Supplied data:
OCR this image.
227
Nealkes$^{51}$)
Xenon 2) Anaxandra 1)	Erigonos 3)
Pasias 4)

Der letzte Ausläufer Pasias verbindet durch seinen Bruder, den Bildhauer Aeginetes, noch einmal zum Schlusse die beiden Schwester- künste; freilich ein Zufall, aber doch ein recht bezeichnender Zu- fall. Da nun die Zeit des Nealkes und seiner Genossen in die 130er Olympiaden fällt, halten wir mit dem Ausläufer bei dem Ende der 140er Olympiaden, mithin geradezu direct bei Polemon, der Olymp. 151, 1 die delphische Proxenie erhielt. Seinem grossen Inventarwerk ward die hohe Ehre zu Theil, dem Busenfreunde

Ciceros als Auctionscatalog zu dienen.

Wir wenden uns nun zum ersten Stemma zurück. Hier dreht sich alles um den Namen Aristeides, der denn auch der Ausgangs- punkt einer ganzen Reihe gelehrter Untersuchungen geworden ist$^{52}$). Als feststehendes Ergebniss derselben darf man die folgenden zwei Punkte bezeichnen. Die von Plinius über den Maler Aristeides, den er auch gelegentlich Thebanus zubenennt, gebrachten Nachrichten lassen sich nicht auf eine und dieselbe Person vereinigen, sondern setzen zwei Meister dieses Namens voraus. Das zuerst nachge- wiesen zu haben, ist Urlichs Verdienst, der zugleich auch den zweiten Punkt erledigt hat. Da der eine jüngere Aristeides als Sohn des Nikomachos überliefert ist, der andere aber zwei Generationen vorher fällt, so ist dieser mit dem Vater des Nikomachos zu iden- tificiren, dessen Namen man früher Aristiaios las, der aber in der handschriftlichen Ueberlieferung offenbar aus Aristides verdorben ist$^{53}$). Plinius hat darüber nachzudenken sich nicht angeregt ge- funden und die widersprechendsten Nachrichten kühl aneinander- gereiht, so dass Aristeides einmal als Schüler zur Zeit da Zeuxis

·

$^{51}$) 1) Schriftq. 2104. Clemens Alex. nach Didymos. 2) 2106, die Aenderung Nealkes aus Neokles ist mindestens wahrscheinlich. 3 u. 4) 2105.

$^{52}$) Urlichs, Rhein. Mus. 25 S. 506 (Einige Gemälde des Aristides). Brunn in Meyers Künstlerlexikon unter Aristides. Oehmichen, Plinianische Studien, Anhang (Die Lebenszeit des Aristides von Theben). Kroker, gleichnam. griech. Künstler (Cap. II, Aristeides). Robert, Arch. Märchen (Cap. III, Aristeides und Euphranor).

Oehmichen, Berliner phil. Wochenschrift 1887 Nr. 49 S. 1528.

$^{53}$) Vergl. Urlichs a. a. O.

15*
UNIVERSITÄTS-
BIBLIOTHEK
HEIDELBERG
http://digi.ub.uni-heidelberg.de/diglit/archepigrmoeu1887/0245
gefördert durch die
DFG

Problem statement: From the data above, gather every line that includes the word "Pasias".

Solution to the exercise:
Pasias 4)
Der letzte Ausläufer Pasias verbindet durch seinen Bruder, den Bildhauer Aeginetes, noch einmal zum Schlusse die beiden Schwester- künste; freilich ein Zufall, aber doch ein recht bezeichnender Zu- fall. Da nun die Zeit des Nealkes und seiner Genossen in die 130er Olympiaden fällt, halten wir mit dem Ausläufer bei dem Ende der 140er Olympiaden, mithin geradezu direct bei Polemon, der Olymp. 151, 1 die delphische Proxenie erhielt. Seinem grossen Inventarwerk ward die hohe Ehre zu Theil, dem Busenfreunde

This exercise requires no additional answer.